Report the count of lines that carry the string "Reaffirmed", and add nothing.

Records excerpted from a collection:
>>>>>

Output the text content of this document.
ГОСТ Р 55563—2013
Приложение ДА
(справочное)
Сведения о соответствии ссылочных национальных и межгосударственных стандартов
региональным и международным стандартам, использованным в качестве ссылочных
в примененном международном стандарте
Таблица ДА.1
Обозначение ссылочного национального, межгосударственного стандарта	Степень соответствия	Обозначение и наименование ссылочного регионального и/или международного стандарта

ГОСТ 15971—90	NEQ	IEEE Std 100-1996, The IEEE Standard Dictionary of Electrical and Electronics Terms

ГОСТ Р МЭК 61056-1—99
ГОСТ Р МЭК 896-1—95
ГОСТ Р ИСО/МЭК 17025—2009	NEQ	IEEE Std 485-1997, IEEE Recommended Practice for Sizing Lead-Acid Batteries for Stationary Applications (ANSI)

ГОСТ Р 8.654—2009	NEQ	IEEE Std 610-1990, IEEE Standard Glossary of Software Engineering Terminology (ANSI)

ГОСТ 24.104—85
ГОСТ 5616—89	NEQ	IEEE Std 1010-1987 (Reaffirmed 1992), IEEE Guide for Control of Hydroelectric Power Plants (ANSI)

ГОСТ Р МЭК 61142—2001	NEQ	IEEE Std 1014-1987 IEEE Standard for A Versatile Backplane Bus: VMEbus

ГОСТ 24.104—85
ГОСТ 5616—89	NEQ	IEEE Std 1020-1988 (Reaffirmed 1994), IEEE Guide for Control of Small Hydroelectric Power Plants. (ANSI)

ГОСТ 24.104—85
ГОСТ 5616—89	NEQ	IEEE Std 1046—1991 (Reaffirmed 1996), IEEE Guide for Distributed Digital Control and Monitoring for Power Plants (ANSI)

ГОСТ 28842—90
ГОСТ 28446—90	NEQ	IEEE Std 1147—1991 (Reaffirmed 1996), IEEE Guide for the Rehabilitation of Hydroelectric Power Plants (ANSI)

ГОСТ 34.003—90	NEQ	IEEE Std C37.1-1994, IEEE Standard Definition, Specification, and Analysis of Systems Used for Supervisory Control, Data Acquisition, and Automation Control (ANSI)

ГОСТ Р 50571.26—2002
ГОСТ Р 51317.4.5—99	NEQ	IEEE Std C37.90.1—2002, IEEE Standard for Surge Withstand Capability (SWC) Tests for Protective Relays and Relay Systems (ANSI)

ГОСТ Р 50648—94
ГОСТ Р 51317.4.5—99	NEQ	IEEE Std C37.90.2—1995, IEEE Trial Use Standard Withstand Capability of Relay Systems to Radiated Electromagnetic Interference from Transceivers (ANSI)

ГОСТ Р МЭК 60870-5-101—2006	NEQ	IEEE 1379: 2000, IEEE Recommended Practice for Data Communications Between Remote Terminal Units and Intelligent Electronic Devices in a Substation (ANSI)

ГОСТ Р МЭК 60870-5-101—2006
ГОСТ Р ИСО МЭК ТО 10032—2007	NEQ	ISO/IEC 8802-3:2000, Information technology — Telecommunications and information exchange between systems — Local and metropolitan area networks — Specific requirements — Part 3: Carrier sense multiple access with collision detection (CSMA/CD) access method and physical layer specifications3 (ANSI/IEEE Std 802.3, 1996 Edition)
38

<<<<<
>>>>>

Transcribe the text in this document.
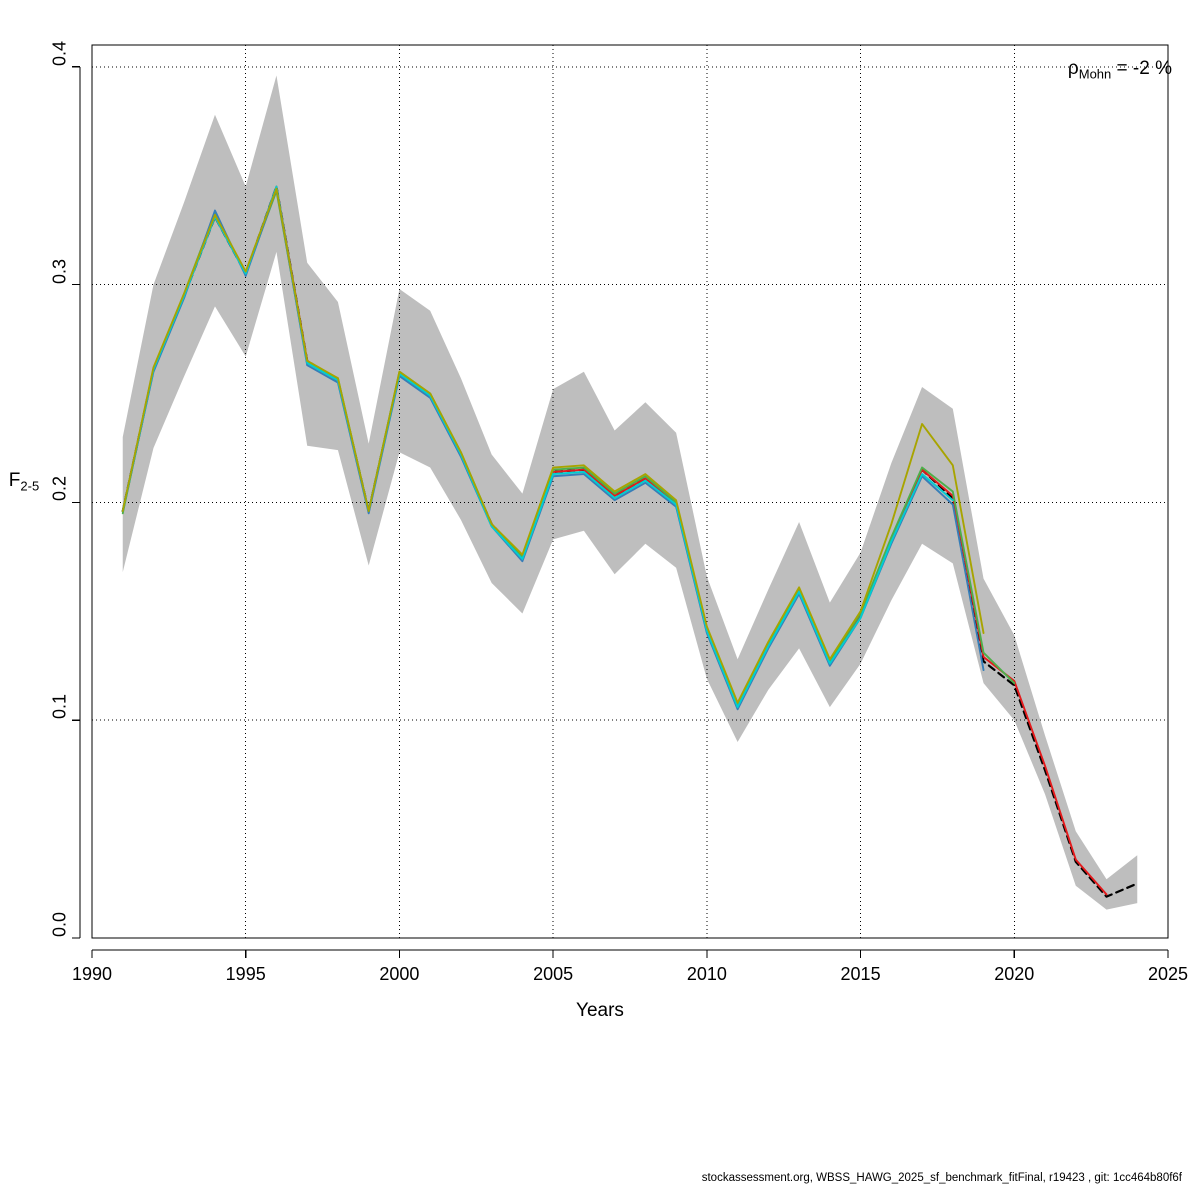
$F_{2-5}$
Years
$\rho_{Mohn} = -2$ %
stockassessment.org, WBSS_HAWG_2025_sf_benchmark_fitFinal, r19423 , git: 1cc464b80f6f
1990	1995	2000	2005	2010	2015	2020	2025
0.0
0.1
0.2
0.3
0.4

<<<<<

Exercise output: 4